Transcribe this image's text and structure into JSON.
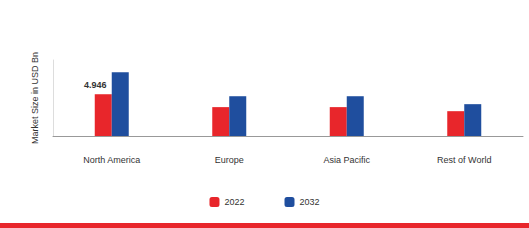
{
  "chart_data": {
    "type": "bar",
    "y_label": "Market Size in USD Bn",
    "categories": [
      "North America",
      "Europe",
      "Asia Pacific",
      "Rest of World"
    ],
    "series": [
      {
        "name": "2022",
        "color": "#e8262b",
        "values": [
          4.946,
          3.42,
          3.42,
          2.94
        ]
      },
      {
        "name": "2032",
        "color": "#1f4e9e",
        "values": [
          7.54,
          4.71,
          4.71,
          3.77
        ]
      }
    ],
    "annotations": [
      {
        "series": "2022",
        "category": "North America",
        "text": "4.946"
      }
    ],
    "ylim": [
      0,
      9
    ],
    "yticks": [],
    "grid": false,
    "legend": "bottom",
    "tick_labels": "x"
  }
}
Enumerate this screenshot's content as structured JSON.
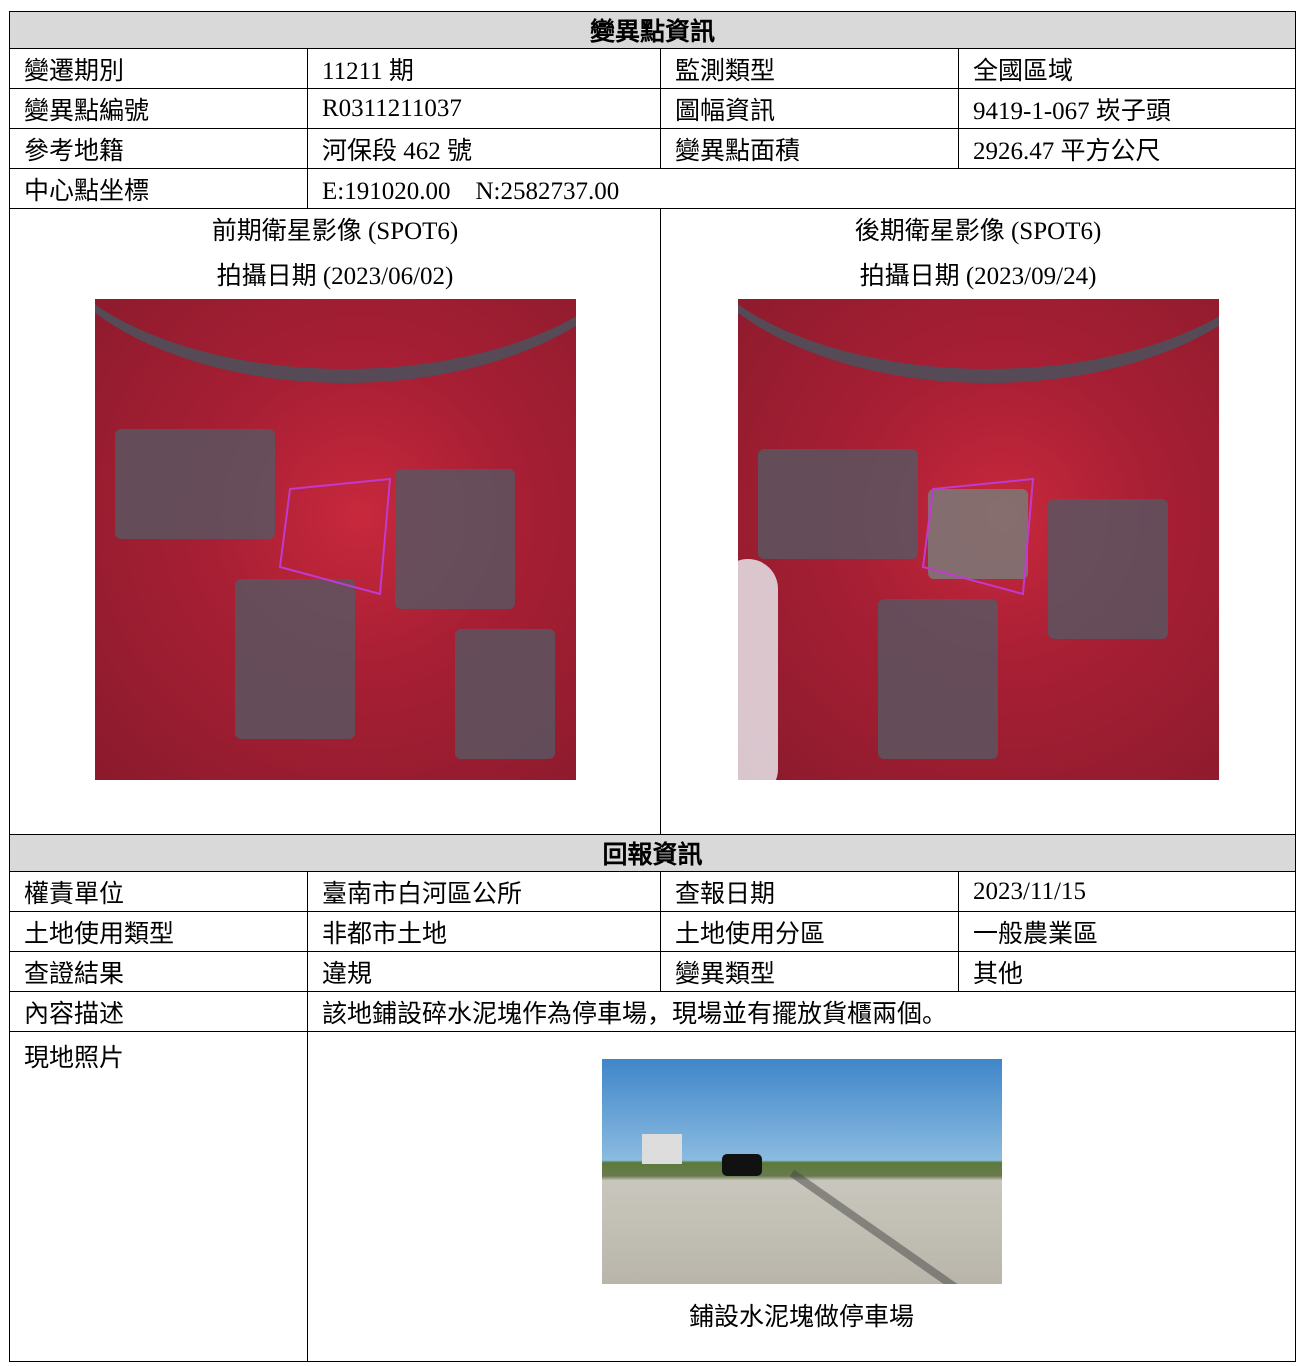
{
  "change_info": {
    "title": "變異點資訊",
    "rows": [
      [
        "變遷期別",
        "11211 期",
        "監測類型",
        "全國區域"
      ],
      [
        "變異點編號",
        "R0311211037",
        "圖幅資訊",
        "9419-1-067 崁子頭"
      ],
      [
        "參考地籍",
        "河保段 462 號",
        "變異點面積",
        "2926.47 平方公尺"
      ]
    ],
    "coordinate": {
      "label": "中心點坐標",
      "value": "E:191020.00　N:2582737.00"
    },
    "images": [
      {
        "caption": "前期衛星影像 (SPOT6)",
        "date": "拍攝日期 (2023/06/02)"
      },
      {
        "caption": "後期衛星影像 (SPOT6)",
        "date": "拍攝日期 (2023/09/24)"
      }
    ]
  },
  "report_info": {
    "title": "回報資訊",
    "rows": [
      [
        "權責單位",
        "臺南市白河區公所",
        "查報日期",
        "2023/11/15"
      ],
      [
        "土地使用類型",
        "非都市土地",
        "土地使用分區",
        "一般農業區"
      ],
      [
        "查證結果",
        "違規",
        "變異類型",
        "其他"
      ]
    ],
    "description": {
      "label": "內容描述",
      "text": "該地鋪設碎水泥塊作為停車場，現場並有擺放貨櫃兩個。"
    },
    "photo": {
      "label": "現地照片",
      "caption": "鋪設水泥塊做停車場"
    }
  }
}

• [Brief] Gather up every line from the listing above in which the word "JSON" occurs.

• [Final result]
Transcribe this image's text and structure into JSON.
Enumerate this screenshot's content as structured JSON.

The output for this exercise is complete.